═════ GIVEN DATA ═════
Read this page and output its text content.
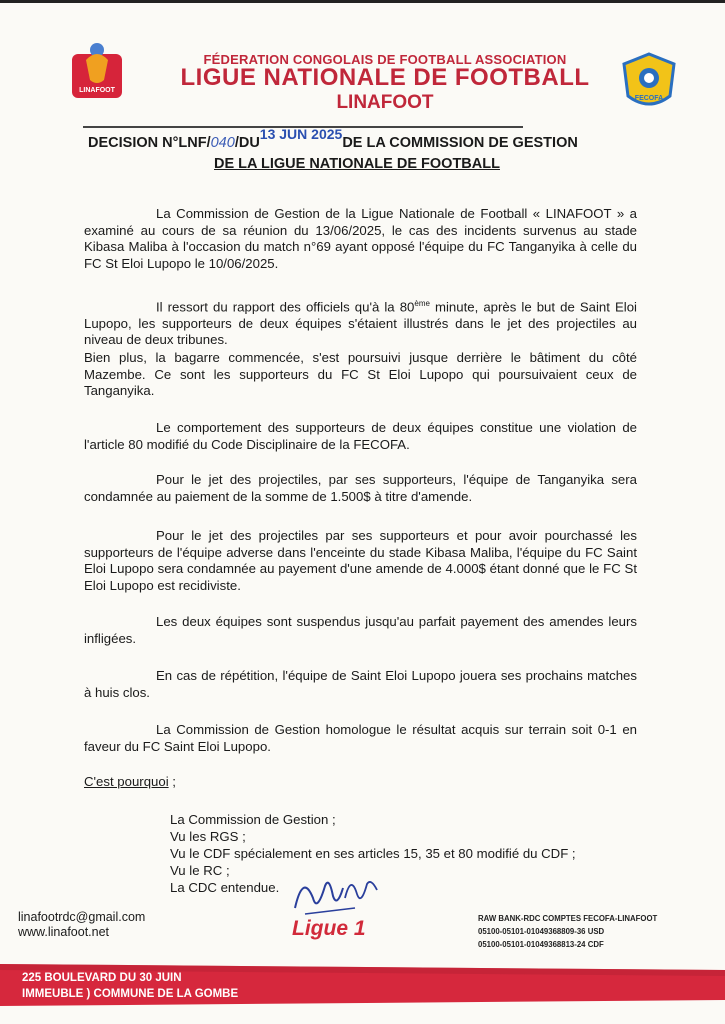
LINAFOOT
FÉDERATION CONGOLAIS DE FOOTBALL ASSOCIATION
LIGUE NATIONALE DE FOOTBALL
LINAFOOT	FECOFA
DECISION N°LNF/040/DU13 JUN 2025DE LA COMMISSION DE GESTION
DE LA LIGUE NATIONALE DE FOOTBALL
La Commission de Gestion de la Ligue Nationale de Football « LINAFOOT » a examiné au cours de sa réunion du 13/06/2025, le cas des incidents survenus au stade Kibasa Maliba à l'occasion du match n°69 ayant opposé l'équipe du FC Tanganyika à celle du FC St Eloi Lupopo le 10/06/2025.
Il ressort du rapport des officiels qu'à la 80ème minute, après le but de Saint Eloi Lupopo, les supporteurs de deux équipes s'étaient illustrés dans le jet des projectiles au niveau de deux tribunes.
Bien plus, la bagarre commencée, s'est poursuivi jusque derrière le bâtiment du côté Mazembe. Ce sont les supporteurs du FC St Eloi Lupopo qui poursuivaient ceux de Tanganyika.
Le comportement des supporteurs de deux équipes constitue une violation de l'article 80 modifié du Code Disciplinaire de la FECOFA.
Pour le jet des projectiles, par ses supporteurs, l'équipe de Tanganyika sera condamnée au paiement de la somme de 1.500$ à titre d'amende.
Pour le jet des projectiles par ses supporteurs et pour avoir pourchassé les supporteurs de l'équipe adverse dans l'enceinte du stade Kibasa Maliba, l'équipe du FC Saint Eloi Lupopo sera condamnée au payement d'une amende de 4.000$ étant donné que le FC St Eloi Lupopo est recidiviste.
Les deux équipes sont suspendus jusqu'au parfait payement des amendes leurs infligées.
En cas de répétition, l'équipe de Saint Eloi Lupopo jouera ses prochains matches à huis clos.
La Commission de Gestion homologue le résultat acquis sur terrain soit 0-1 en faveur du FC Saint Eloi Lupopo.
C'est pourquoi ;
La Commission de Gestion ;
Vu les RGS ;
Vu le CDF spécialement en ses articles 15, 35 et 80 modifié du CDF ;
Vu le RC ;
La CDC entendue.
linafootrdc@gmail.com
www.linafoot.net	Ligue 1	RAW BANK-RDC COMPTES FECOFA-LINAFOOT
05100-05101-01049368809-36 USD
05100-05101-01049368813-24 CDF
225 BOULEVARD DU 30 JUIN
IMMEUBLE ) COMMUNE DE LA GOMBE
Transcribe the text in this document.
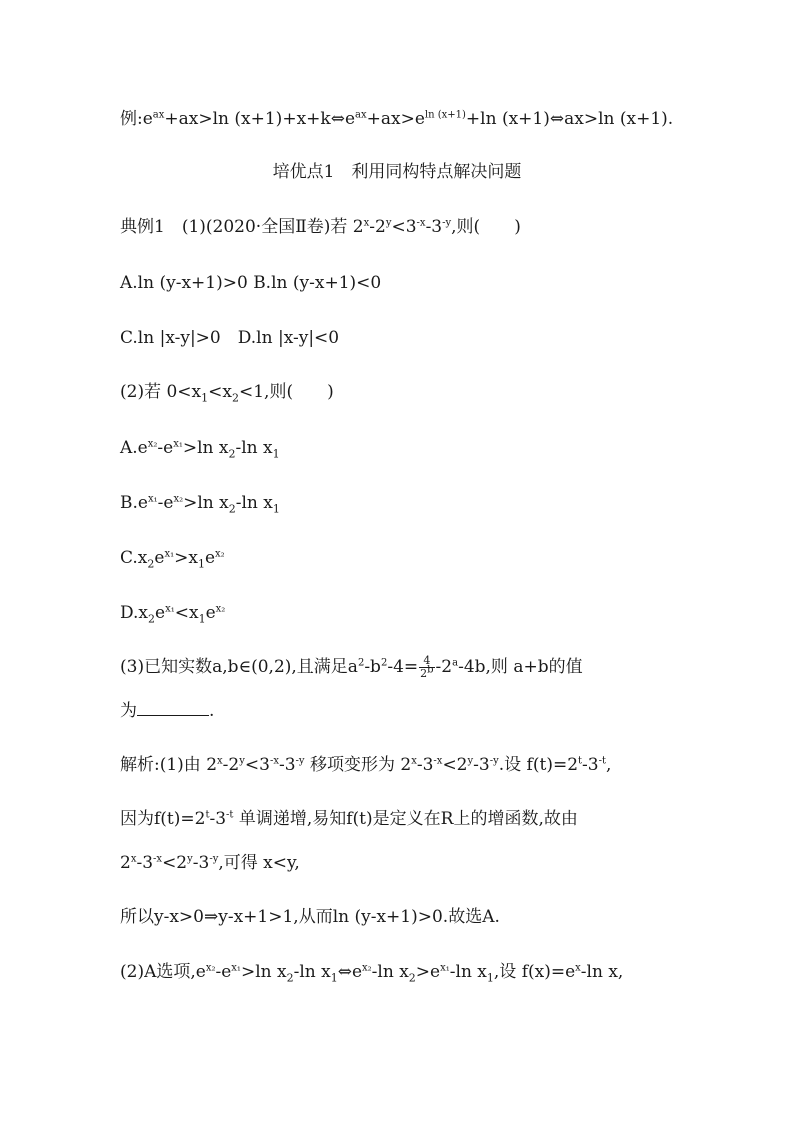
例$:e^{ax}+ax>\ln$ $(x+1)+x+k\Leftrightarrow e^{ax}+ax>e^{ln (x+1)}+\ln$ (x+1)⇔ax>ln (x+1).
培优点1　利用同构特点解决问题
典例1　(1)(2020·全国Ⅱ卷)若 $2^x-2^y<3^{-x}-3^{-y}$,则(　　)
A.ln (y-x+1)>0 B.ln (y-x+1)<0
C.ln |x-y|>0　D.ln |x-y|<0
(2)若 $0<x_1<x_2<1$,则(　　)
$A.e^{x_2}-e^{x_1}>\ln$ $x_2-\ln$ $x_1$
$B.e^{x_1}-e^{x_2}>\ln$ $x_2-\ln$ $x_1$
$C.x_2e^{x_1}>x_1e^{x_2}$
$D.x_2e^{x_1}<x_1e^{x_2}$
(3)已知实数a,b∈(0,2),且满足$a^2-b^2-4= \frac{4}{2b} -2^a-4b$,则 a+b的值
为	.
解析:(1)由 $2^x-2^y<3^{-x}-3^{-y}$ 移项变形为 $2^x-3^{-x}<2^y-3^{-y}$.设 $f(t)=2^t-3^{-t}$,
因为$f(t)=2^t-3^{-t}$ 单调递增,易知f(t)是定义在R上的增函数,故由
$2^x-3^{-x}<2^y-3^{-y}$,可得 x<y,
所以y-x>0⇒y-x+1>1,从而ln (y-x+1)>0.故选A.
(2)A选项$,e^{x_2}-e^{x_1}>\ln$ $x_2-\ln$ $x_1\Leftrightarrow e^{x_2}-\ln$ $x_2>e^{x_1}-\ln$ $x_1$,设 $f(x)=e^x-\ln$ x,
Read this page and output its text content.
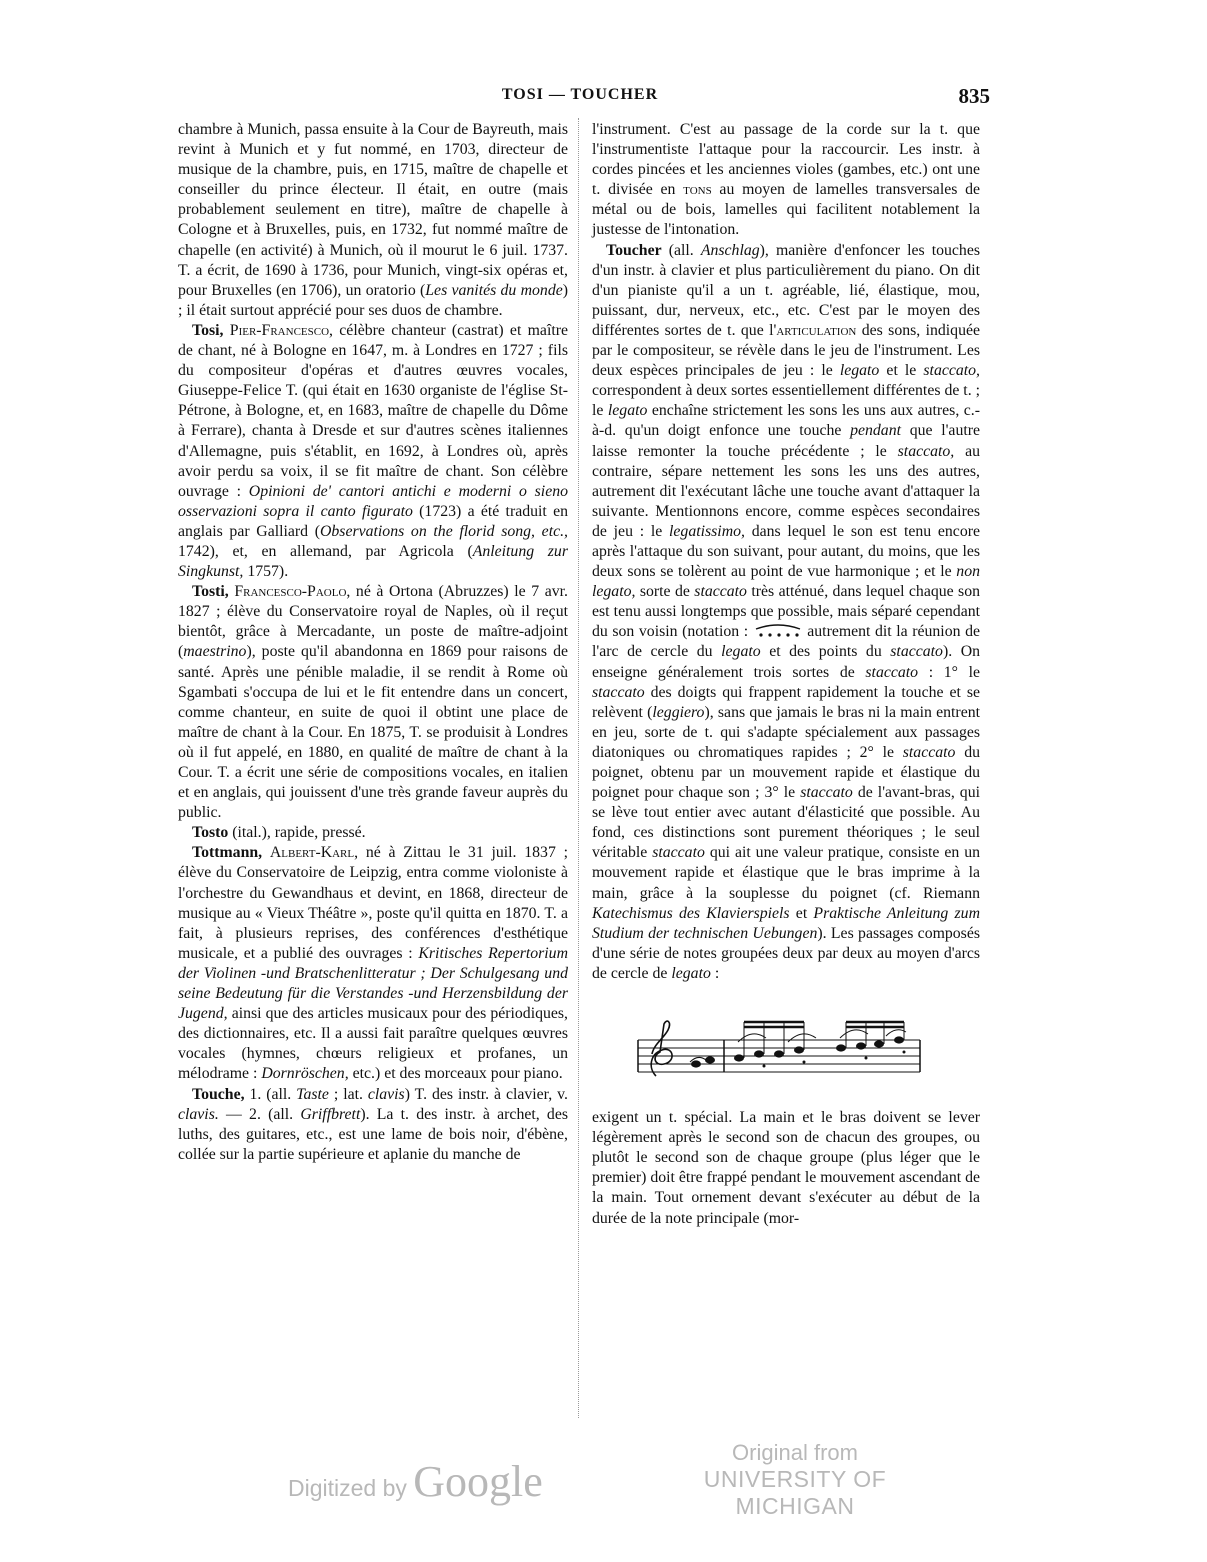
TOSI — TOUCHER	835

chambre à Munich, passa ensuite à la Cour de Bayreuth, mais revint à Munich et y fut nommé, en 1703, directeur de musique de la chambre, puis, en 1715, maître de chapelle et conseiller du prince électeur. Il était, en outre (mais probablement seulement en titre), maître de chapelle à Cologne et à Bruxelles, puis, en 1732, fut nommé maître de chapelle (en activité) à Munich, où il mourut le 6 juil. 1737. T. a écrit, de 1690 à 1736, pour Munich, vingt-six opéras et, pour Bruxelles (en 1706), un oratorio (Les vanités du monde) ; il était surtout apprécié pour ses duos de chambre.

Tosi, Pier-Francesco, célèbre chanteur (castrat) et maître de chant, né à Bologne en 1647, m. à Londres en 1727 ; fils du compositeur d'opéras et d'autres œuvres vocales, Giuseppe-Felice T. (qui était en 1630 organiste de l'église St-Pétrone, à Bologne, et, en 1683, maître de chapelle du Dôme à Ferrare), chanta à Dresde et sur d'autres scènes italiennes d'Allemagne, puis s'établit, en 1692, à Londres où, après avoir perdu sa voix, il se fit maître de chant. Son célèbre ouvrage : Opinioni de' cantori antichi e moderni o sieno osservazioni sopra il canto figurato (1723) a été traduit en anglais par Galliard (Observations on the florid song, etc., 1742), et, en allemand, par Agricola (Anleitung zur Singkunst, 1757).

Tosti, Francesco-Paolo, né à Ortona (Abruzzes) le 7 avr. 1827 ; élève du Conservatoire royal de Naples, où il reçut bientôt, grâce à Mercadante, un poste de maître-adjoint (maestrino), poste qu'il abandonna en 1869 pour raisons de santé. Après une pénible maladie, il se rendit à Rome où Sgambati s'occupa de lui et le fit entendre dans un concert, comme chanteur, en suite de quoi il obtint une place de maître de chant à la Cour. En 1875, T. se produisit à Londres où il fut appelé, en 1880, en qualité de maître de chant à la Cour. T. a écrit une série de compositions vocales, en italien et en anglais, qui jouissent d'une très grande faveur auprès du public.

Tosto (ital.), rapide, pressé.

Tottmann, Albert-Karl, né à Zittau le 31 juil. 1837 ; élève du Conservatoire de Leipzig, entra comme violoniste à l'orchestre du Gewandhaus et devint, en 1868, directeur de musique au « Vieux Théâtre », poste qu'il quitta en 1870. T. a fait, à plusieurs reprises, des conférences d'esthétique musicale, et a publié des ouvrages : Kritisches Repertorium der Violinen -und Bratschenlitteratur ; Der Schulgesang und seine Bedeutung für die Verstandes -und Herzensbildung der Jugend, ainsi que des articles musicaux pour des périodiques, des dictionnaires, etc. Il a aussi fait paraître quelques œuvres vocales (hymnes, chœurs religieux et profanes, un mélodrame : Dornröschen, etc.) et des morceaux pour piano.

Touche, 1. (all. Taste ; lat. clavis) T. des instr. à clavier, v. clavis. — 2. (all. Griffbrett). La t. des instr. à archet, des luths, des guitares, etc., est une lame de bois noir, d'ébène, collée sur la partie supérieure et aplanie du manche de

l'instrument. C'est au passage de la corde sur la t. que l'instrumentiste l'attaque pour la raccourcir. Les instr. à cordes pincées et les anciennes violes (gambes, etc.) ont une t. divisée en tons au moyen de lamelles transversales de métal ou de bois, lamelles qui facilitent notablement la justesse de l'intonation.

Toucher (all. Anschlag), manière d'enfoncer les touches d'un instr. à clavier et plus particulièrement du piano. On dit d'un pianiste qu'il a un t. agréable, lié, élastique, mou, puissant, dur, nerveux, etc., etc. C'est par le moyen des différentes sortes de t. que l'articulation des sons, indiquée par le compositeur, se révèle dans le jeu de l'instrument. Les deux espèces principales de jeu : le legato et le staccato, correspondent à deux sortes essentiellement différentes de t. ; le legato enchaîne strictement les sons les uns aux autres, c.-à-d. qu'un doigt enfonce une touche pendant que l'autre laisse remonter la touche précédente ; le staccato, au contraire, sépare nettement les sons les uns des autres, autrement dit l'exécutant lâche une touche avant d'attaquer la suivante. Mentionnons encore, comme espèces secondaires de jeu : le legatissimo, dans lequel le son est tenu encore après l'attaque du son suivant, pour autant, du moins, que les deux sons se tolèrent au point de vue harmonique ; et le non legato, sorte de staccato très atténué, dans lequel chaque son est tenu aussi longtemps que possible, mais séparé cependant du son voisin (notation :	autrement dit la réunion de l'arc de cercle du legato et des points du staccato). On enseigne généralement trois sortes de staccato : 1° le staccato des doigts qui frappent rapidement la touche et se relèvent (leggiero), sans que jamais le bras ni la main entrent en jeu, sorte de t. qui s'adapte spécialement aux passages diatoniques ou chromatiques rapides ; 2° le staccato du poignet, obtenu par un mouvement rapide et élastique du poignet pour chaque son ; 3° le staccato de l'avant-bras, qui se lève tout entier avec autant d'élasticité que possible. Au fond, ces distinctions sont purement théoriques ; le seul véritable staccato qui ait une valeur pratique, consiste en un mouvement rapide et élastique que le bras imprime à la main, grâce à la souplesse du poignet (cf. Riemann Katechismus des Klavierspiels et Praktische Anleitung zum Studium der technischen Uebungen). Les passages composés d'une série de notes groupées deux par deux au moyen d'arcs de cercle de legato :

exigent un t. spécial. La main et le bras doivent se lever légèrement après le second son de chacun des groupes, ou plutôt le second son de chaque groupe (plus léger que le premier) doit être frappé pendant le mouvement ascendant de la main. Tout ornement devant s'exécuter au début de la durée de la note principale (mor-

Digitized by Google
Original from
UNIVERSITY OF MICHIGAN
═════
**AIM:**
Out of the material above, select every line that holds the string "juil".

**REPLY:**
chambre à Munich, passa ensuite à la Cour de Bayreuth, mais revint à Munich et y fut nommé, en 1703, directeur de musique de la chambre, puis, en 1715, maître de chapelle et conseiller du prince électeur. Il était, en outre (mais probablement seulement en titre), maître de chapelle à Cologne et à Bruxelles, puis, en 1732, fut nommé maître de chapelle (en activité) à Munich, où il mourut le 6 juil. 1737. T. a écrit, de 1690 à 1736, pour Munich, vingt-six opéras et, pour Bruxelles (en 1706), un oratorio (Les vanités du monde) ; il était surtout apprécié pour ses duos de chambre.
Tottmann, Albert-Karl, né à Zittau le 31 juil. 1837 ; élève du Conservatoire de Leipzig, entra comme violoniste à l'orchestre du Gewandhaus et devint, en 1868, directeur de musique au « Vieux Théâtre », poste qu'il quitta en 1870. T. a fait, à plusieurs reprises, des conférences d'esthétique musicale, et a publié des ouvrages : Kritisches Repertorium der Violinen -und Bratschenlitteratur ; Der Schulgesang und seine Bedeutung für die Verstandes -und Herzensbildung der Jugend, ainsi que des articles musicaux pour des périodiques, des dictionnaires, etc. Il a aussi fait paraître quelques œuvres vocales (hymnes, chœurs religieux et profanes, un mélodrame : Dornröschen, etc.) et des morceaux pour piano.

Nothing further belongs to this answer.